Exercise details |
Starting at the line containing "field-label: MJD-OBS — [27, 165, 86, 184]" and ending at the line containing "input-field[interactable] — [347, 394, 480, 415]" in the data below, how do those lines read when "input-field" is swapped for "text-box" and everything else stays the same? Give only those lines.

Data |

⁂

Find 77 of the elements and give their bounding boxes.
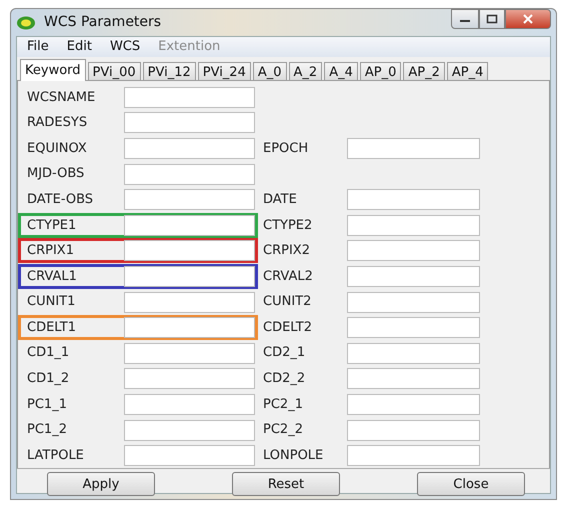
field-label: MJD-OBS — [27, 165, 86, 184]
field-label: PC1_1 — [27, 396, 68, 414]
input-field[interactable] — [124, 368, 255, 390]
input-field[interactable] — [124, 86, 255, 108]
input-field[interactable] — [347, 266, 480, 287]
input-field[interactable] — [347, 394, 480, 415]
maximize-icon — [486, 14, 498, 24]
input-field[interactable] — [124, 189, 255, 210]
input-field[interactable] — [124, 266, 255, 287]
field-label: EPOCH — [263, 140, 310, 158]
input-field[interactable] — [347, 420, 480, 441]
tab[interactable]: A_0 — [252, 62, 287, 80]
input-field[interactable] — [124, 394, 255, 415]
field-label: EQUINOX — [27, 140, 88, 158]
input-field[interactable] — [347, 189, 480, 210]
input-field[interactable] — [124, 214, 255, 236]
tab[interactable]: AP_2 — [403, 62, 445, 80]
minimize-button[interactable] — [451, 9, 479, 29]
tab[interactable]: PVi_24 — [198, 62, 251, 80]
input-field[interactable] — [347, 292, 480, 313]
input-field[interactable] — [124, 240, 255, 262]
tab[interactable]: A_4 — [324, 62, 358, 80]
dialog-button[interactable]: Reset — [232, 472, 340, 496]
field-label: PC2_1 — [263, 396, 304, 414]
close-button[interactable] — [505, 9, 551, 29]
field-label: CD1_1 — [27, 344, 70, 362]
field-label: CUNIT2 — [263, 293, 312, 312]
field-label: WCSNAME — [27, 88, 96, 107]
tab[interactable]: Keyword — [20, 58, 86, 80]
input-field[interactable] — [124, 292, 255, 313]
input-field[interactable] — [347, 445, 480, 466]
field-label: PC2_2 — [263, 421, 304, 440]
tab[interactable]: PVi_00 — [88, 62, 141, 80]
tab[interactable]: A_2 — [288, 62, 322, 80]
field-label: CRVAL2 — [263, 268, 314, 286]
field-label: CTYPE1 — [27, 216, 78, 235]
field-label: LATPOLE — [27, 446, 85, 465]
field-label: RADESYS — [27, 114, 88, 132]
input-field[interactable] — [347, 368, 480, 390]
field-label: LONPOLE — [263, 446, 324, 465]
input-field[interactable] — [124, 445, 255, 466]
app-icon — [16, 14, 36, 30]
menu-item[interactable]: File — [25, 37, 51, 56]
dialog-button[interactable]: Apply — [47, 472, 155, 496]
window-title: WCS Parameters — [44, 13, 162, 32]
close-icon — [522, 14, 534, 24]
input-field[interactable] — [124, 112, 255, 134]
field-label: CRVAL1 — [27, 268, 78, 286]
maximize-button[interactable] — [479, 9, 505, 29]
field-label: CD2_1 — [263, 344, 306, 362]
input-field[interactable] — [124, 420, 255, 441]
field-label: CDELT1 — [27, 318, 77, 337]
tab[interactable]: AP_4 — [446, 62, 488, 80]
field-label: CTYPE2 — [263, 216, 314, 235]
input-field[interactable] — [347, 214, 480, 236]
dialog-button[interactable]: Close — [417, 472, 525, 496]
input-field[interactable] — [347, 342, 480, 364]
input-field[interactable] — [124, 317, 255, 338]
field-label: CRPIX2 — [263, 242, 311, 260]
input-field[interactable] — [124, 342, 255, 364]
field-label: CD2_2 — [263, 370, 306, 388]
field-label: PC1_2 — [27, 421, 68, 440]
field-label: CDELT2 — [263, 318, 313, 337]
field-label: DATE-OBS — [27, 190, 94, 209]
tab[interactable]: AP_0 — [360, 62, 402, 80]
tab[interactable]: PVi_12 — [142, 62, 196, 80]
field-label: CD1_2 — [27, 370, 70, 388]
menu-item[interactable]: WCS — [108, 37, 142, 56]
input-field[interactable] — [347, 138, 480, 159]
input-field[interactable] — [124, 138, 255, 159]
input-field[interactable] — [347, 240, 480, 262]
field-label: DATE — [263, 190, 298, 209]
field-label: CUNIT1 — [27, 293, 76, 312]
field-label: CRPIX1 — [27, 242, 75, 260]
menu-item[interactable]: Edit — [64, 37, 94, 56]
input-field[interactable] — [347, 317, 480, 338]
input-field[interactable] — [124, 164, 255, 185]
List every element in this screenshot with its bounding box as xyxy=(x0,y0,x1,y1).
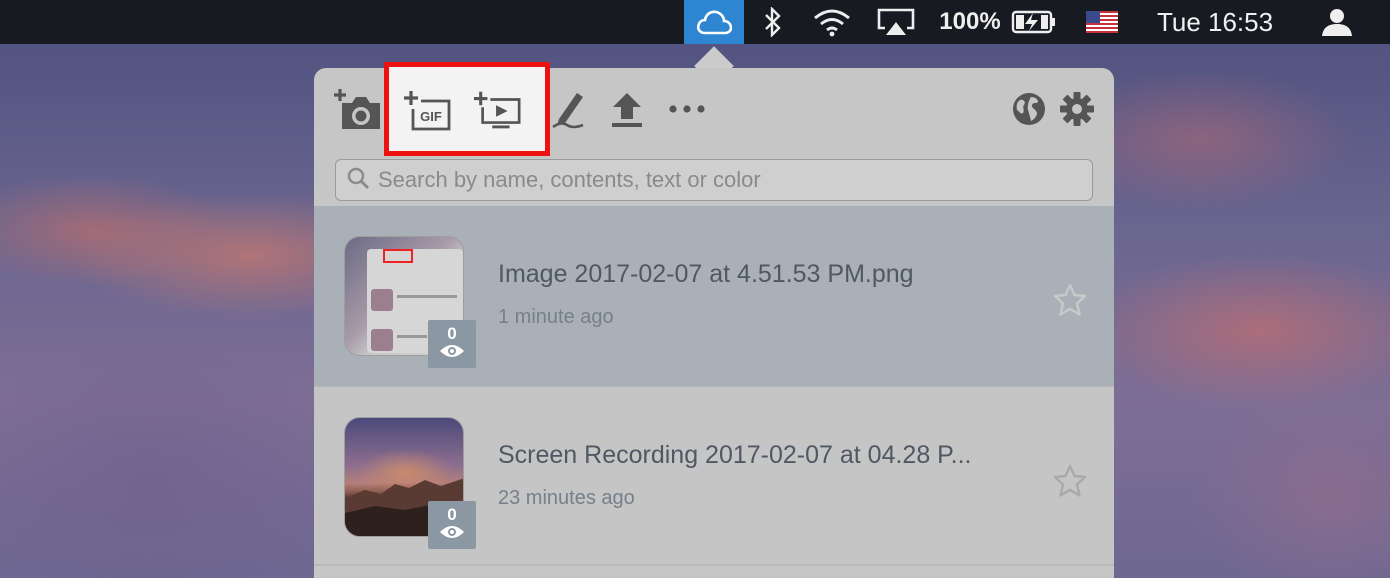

⁂

Task result |
field-label: MJD-OBS — [27, 165, 86, 184]
field-label: PC1_1 — [27, 396, 68, 414]
text-box[interactable] — [124, 368, 255, 390]
text-box[interactable] — [124, 86, 255, 108]
text-box[interactable] — [347, 266, 480, 287]
text-box[interactable] — [347, 394, 480, 415]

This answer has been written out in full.